▶ What you should do: Check every line below for the word "Sales" and copy each one that has it.

--- begin ---

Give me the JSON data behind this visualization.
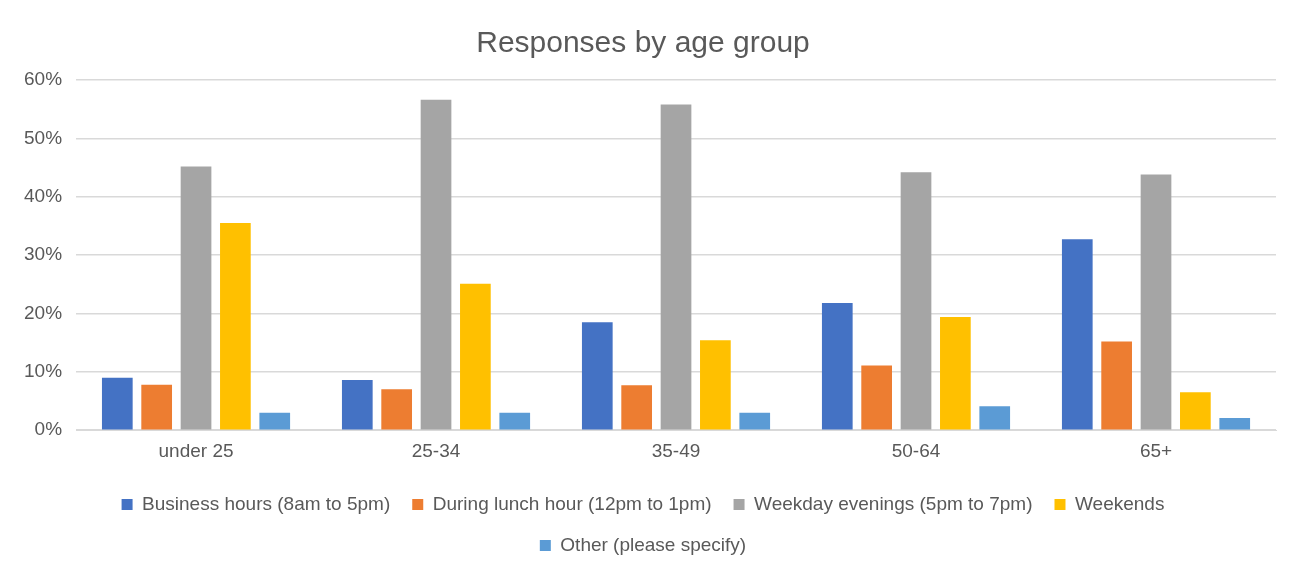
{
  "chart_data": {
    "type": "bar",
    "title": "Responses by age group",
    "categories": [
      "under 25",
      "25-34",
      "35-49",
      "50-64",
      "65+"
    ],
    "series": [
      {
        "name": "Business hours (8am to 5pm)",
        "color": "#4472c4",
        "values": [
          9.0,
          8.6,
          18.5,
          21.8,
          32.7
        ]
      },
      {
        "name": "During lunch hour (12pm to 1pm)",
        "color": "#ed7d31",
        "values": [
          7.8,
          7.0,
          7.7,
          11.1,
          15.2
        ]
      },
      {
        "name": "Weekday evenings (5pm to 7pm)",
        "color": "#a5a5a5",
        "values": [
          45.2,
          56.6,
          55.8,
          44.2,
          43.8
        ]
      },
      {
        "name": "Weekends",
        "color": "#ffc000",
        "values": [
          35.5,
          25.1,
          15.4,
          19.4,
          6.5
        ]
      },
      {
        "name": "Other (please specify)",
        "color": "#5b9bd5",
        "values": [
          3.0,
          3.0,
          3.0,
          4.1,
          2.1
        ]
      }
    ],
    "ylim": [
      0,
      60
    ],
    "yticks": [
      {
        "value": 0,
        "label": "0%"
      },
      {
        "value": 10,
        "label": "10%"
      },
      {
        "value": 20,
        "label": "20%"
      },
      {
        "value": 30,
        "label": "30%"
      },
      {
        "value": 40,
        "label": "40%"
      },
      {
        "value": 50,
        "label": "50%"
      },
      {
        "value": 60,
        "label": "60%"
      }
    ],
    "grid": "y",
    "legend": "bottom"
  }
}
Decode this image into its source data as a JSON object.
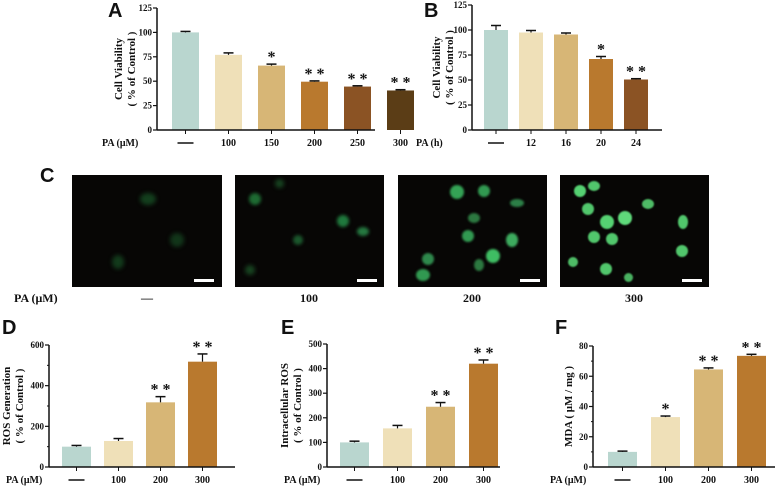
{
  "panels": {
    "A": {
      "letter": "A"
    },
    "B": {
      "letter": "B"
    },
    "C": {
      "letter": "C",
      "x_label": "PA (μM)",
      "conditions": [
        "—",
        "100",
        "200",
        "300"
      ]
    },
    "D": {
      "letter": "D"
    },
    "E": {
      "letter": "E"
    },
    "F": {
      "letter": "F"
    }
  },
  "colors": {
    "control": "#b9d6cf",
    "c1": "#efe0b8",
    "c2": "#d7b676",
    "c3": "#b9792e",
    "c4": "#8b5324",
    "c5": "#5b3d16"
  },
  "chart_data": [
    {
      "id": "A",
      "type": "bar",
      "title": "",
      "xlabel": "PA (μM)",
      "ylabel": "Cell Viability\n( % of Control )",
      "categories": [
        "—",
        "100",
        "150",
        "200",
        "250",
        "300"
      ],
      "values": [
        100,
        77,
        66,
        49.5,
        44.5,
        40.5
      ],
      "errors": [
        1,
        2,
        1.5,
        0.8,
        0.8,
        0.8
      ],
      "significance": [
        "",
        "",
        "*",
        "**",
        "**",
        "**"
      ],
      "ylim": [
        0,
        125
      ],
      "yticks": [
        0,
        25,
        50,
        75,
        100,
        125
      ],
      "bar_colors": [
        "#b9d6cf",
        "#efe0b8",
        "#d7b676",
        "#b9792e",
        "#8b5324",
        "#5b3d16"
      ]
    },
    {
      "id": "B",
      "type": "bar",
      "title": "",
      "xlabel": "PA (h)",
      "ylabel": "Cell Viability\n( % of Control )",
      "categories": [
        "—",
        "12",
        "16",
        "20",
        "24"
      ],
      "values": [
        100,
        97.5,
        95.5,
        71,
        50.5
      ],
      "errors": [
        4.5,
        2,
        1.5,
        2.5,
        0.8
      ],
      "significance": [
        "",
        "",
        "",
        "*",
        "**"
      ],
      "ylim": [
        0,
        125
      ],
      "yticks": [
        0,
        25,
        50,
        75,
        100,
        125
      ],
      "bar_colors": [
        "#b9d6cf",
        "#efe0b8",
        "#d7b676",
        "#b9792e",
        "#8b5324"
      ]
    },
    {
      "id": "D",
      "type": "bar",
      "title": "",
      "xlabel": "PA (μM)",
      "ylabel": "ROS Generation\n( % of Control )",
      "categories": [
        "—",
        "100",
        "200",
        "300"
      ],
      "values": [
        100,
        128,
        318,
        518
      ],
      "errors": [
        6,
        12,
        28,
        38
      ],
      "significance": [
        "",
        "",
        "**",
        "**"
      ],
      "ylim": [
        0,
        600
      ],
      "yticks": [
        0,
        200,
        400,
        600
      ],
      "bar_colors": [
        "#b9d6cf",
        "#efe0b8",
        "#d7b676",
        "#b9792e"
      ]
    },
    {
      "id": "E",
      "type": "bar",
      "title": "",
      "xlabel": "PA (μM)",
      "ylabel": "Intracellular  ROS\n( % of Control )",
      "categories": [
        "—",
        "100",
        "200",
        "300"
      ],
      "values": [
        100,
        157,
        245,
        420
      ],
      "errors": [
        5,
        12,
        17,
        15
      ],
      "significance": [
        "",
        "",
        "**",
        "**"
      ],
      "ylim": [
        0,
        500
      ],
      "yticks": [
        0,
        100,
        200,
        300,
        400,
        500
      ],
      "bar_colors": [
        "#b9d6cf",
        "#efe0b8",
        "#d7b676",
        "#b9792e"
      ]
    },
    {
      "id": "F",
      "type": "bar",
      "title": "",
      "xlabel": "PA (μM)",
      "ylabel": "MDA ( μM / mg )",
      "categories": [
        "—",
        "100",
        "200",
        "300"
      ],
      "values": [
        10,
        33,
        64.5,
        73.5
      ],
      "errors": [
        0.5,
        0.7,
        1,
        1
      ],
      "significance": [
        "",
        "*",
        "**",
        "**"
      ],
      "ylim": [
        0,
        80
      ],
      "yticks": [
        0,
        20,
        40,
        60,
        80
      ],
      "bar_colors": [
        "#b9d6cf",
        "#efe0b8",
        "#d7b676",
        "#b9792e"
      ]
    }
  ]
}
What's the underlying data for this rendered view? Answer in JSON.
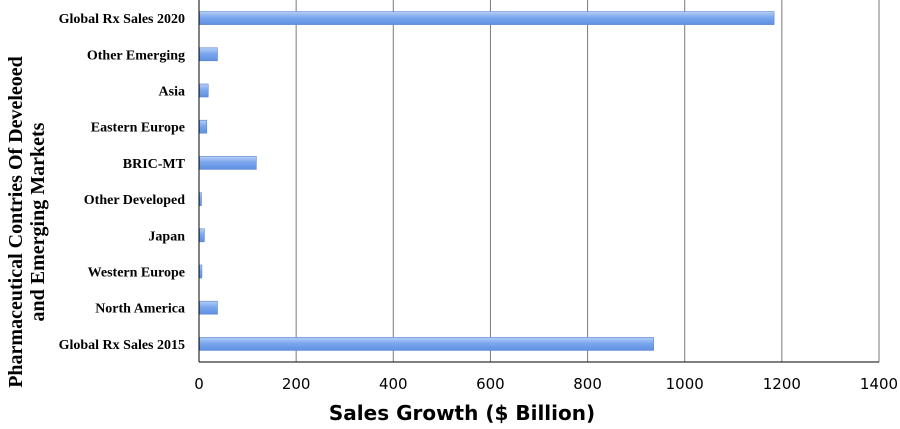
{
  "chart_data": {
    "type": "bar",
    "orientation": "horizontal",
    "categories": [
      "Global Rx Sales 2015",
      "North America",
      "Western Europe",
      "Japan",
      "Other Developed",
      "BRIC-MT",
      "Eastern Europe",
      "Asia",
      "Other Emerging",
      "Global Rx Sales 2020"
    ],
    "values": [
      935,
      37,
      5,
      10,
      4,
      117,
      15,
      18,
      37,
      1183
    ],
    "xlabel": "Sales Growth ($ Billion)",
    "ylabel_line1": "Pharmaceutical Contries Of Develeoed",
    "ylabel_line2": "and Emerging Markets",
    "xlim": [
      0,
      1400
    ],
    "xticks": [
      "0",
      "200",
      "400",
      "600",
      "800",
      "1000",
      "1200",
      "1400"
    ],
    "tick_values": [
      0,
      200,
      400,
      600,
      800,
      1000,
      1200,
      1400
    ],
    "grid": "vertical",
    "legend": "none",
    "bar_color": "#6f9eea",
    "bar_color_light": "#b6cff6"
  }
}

--- end ---

▶ The result:
      "Global Rx Sales 2015",
      "Global Rx Sales 2020"
    "xlabel": "Sales Growth ($ Billion)",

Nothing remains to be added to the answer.